> _WORK REQUIRED_
Reproduce every line of the items below verbatim, without changing anything.
BEGIN
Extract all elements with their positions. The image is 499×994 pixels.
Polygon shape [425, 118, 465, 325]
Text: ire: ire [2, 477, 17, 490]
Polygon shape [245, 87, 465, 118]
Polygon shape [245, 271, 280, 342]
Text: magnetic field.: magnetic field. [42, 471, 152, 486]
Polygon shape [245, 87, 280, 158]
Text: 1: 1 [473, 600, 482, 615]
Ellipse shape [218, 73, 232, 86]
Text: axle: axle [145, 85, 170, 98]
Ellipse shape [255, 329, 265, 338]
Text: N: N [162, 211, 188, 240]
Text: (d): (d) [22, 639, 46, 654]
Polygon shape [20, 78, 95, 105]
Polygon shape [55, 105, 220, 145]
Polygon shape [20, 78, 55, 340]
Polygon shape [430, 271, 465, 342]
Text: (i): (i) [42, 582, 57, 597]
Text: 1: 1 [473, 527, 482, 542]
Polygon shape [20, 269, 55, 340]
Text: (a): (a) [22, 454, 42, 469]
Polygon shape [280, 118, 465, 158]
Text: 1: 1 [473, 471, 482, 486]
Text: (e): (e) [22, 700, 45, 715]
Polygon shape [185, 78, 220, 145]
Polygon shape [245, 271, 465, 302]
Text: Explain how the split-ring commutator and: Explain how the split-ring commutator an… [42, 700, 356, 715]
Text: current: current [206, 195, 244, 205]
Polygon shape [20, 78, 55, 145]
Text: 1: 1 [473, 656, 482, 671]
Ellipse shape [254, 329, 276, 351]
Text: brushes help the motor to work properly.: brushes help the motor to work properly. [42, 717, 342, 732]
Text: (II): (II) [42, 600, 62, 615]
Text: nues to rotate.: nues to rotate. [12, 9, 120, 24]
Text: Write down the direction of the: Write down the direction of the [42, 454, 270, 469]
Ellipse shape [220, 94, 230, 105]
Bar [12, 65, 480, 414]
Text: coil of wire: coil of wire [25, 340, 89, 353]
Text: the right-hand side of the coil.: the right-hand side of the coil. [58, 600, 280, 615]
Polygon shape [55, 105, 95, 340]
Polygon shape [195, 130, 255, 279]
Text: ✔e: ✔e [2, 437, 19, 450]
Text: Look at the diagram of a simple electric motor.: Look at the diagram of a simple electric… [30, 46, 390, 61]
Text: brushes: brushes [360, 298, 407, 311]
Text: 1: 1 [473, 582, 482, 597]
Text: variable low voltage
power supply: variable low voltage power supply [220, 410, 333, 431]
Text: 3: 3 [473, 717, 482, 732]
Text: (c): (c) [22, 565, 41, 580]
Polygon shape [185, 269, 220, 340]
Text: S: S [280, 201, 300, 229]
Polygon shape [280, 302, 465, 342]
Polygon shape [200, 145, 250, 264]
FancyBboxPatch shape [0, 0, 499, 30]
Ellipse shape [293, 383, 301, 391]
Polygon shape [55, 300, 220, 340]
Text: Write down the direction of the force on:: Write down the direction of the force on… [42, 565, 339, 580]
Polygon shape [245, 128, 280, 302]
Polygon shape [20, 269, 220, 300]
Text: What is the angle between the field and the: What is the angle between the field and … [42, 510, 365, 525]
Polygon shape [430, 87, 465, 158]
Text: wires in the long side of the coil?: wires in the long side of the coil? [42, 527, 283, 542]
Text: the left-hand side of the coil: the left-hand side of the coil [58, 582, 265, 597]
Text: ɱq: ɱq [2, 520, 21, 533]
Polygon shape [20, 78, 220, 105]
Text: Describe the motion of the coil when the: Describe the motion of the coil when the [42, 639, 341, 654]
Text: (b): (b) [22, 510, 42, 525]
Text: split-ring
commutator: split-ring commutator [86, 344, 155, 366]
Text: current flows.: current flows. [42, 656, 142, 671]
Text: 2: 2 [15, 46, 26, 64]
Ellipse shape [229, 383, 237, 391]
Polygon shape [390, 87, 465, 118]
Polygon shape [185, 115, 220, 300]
END
> _SOLUTION TO THIS EXERCISE_
Extract all elements with their positions. The image is 499×994 pixels.
Polygon shape [425, 118, 465, 325]
Text: ire: ire [2, 477, 17, 490]
Polygon shape [245, 87, 465, 118]
Polygon shape [245, 271, 280, 342]
Text: magnetic field.: magnetic field. [42, 471, 152, 486]
Polygon shape [245, 87, 280, 158]
Text: 1: 1 [473, 600, 482, 615]
Ellipse shape [218, 73, 232, 86]
Text: axle: axle [145, 85, 170, 98]
Ellipse shape [255, 329, 265, 338]
Text: N: N [162, 211, 188, 240]
Text: (d): (d) [22, 639, 46, 654]
Polygon shape [20, 78, 95, 105]
Polygon shape [55, 105, 220, 145]
Polygon shape [20, 78, 55, 340]
Polygon shape [430, 271, 465, 342]
Text: (i): (i) [42, 582, 57, 597]
Text: 1: 1 [473, 527, 482, 542]
Polygon shape [20, 269, 55, 340]
Text: (a): (a) [22, 454, 42, 469]
Polygon shape [280, 118, 465, 158]
Text: 1: 1 [473, 471, 482, 486]
Text: (e): (e) [22, 700, 45, 715]
Polygon shape [185, 78, 220, 145]
Polygon shape [245, 271, 465, 302]
Text: Explain how the split-ring commutator and: Explain how the split-ring commutator an… [42, 700, 356, 715]
Text: current: current [206, 195, 244, 205]
Polygon shape [20, 78, 55, 145]
Text: 1: 1 [473, 656, 482, 671]
Ellipse shape [254, 329, 276, 351]
Text: brushes help the motor to work properly.: brushes help the motor to work properly. [42, 717, 342, 732]
Text: (II): (II) [42, 600, 62, 615]
Text: nues to rotate.: nues to rotate. [12, 9, 120, 24]
Text: Write down the direction of the: Write down the direction of the [42, 454, 270, 469]
Ellipse shape [220, 94, 230, 105]
Bar [12, 65, 480, 414]
Text: coil of wire: coil of wire [25, 340, 89, 353]
Text: the right-hand side of the coil.: the right-hand side of the coil. [58, 600, 280, 615]
Polygon shape [55, 105, 95, 340]
Polygon shape [195, 130, 255, 279]
Text: ✔e: ✔e [2, 437, 19, 450]
Text: Look at the diagram of a simple electric motor.: Look at the diagram of a simple electric… [30, 46, 390, 61]
Text: brushes: brushes [360, 298, 407, 311]
Text: 1: 1 [473, 582, 482, 597]
Text: variable low voltage
power supply: variable low voltage power supply [220, 410, 333, 431]
Text: 3: 3 [473, 717, 482, 732]
Text: (c): (c) [22, 565, 41, 580]
Polygon shape [185, 269, 220, 340]
Text: S: S [280, 201, 300, 229]
Polygon shape [280, 302, 465, 342]
Polygon shape [200, 145, 250, 264]
FancyBboxPatch shape [0, 0, 499, 30]
Ellipse shape [293, 383, 301, 391]
Polygon shape [55, 300, 220, 340]
Text: Write down the direction of the force on:: Write down the direction of the force on… [42, 565, 339, 580]
Polygon shape [245, 128, 280, 302]
Polygon shape [20, 269, 220, 300]
Text: What is the angle between the field and the: What is the angle between the field and … [42, 510, 365, 525]
Polygon shape [430, 87, 465, 158]
Text: wires in the long side of the coil?: wires in the long side of the coil? [42, 527, 283, 542]
Text: the left-hand side of the coil: the left-hand side of the coil [58, 582, 265, 597]
Text: ɱq: ɱq [2, 520, 21, 533]
Polygon shape [20, 78, 220, 105]
Text: Describe the motion of the coil when the: Describe the motion of the coil when the [42, 639, 341, 654]
Text: (b): (b) [22, 510, 42, 525]
Text: split-ring
commutator: split-ring commutator [86, 344, 155, 366]
Text: current flows.: current flows. [42, 656, 142, 671]
Text: 2: 2 [15, 46, 26, 64]
Ellipse shape [229, 383, 237, 391]
Polygon shape [390, 87, 465, 118]
Polygon shape [185, 115, 220, 300]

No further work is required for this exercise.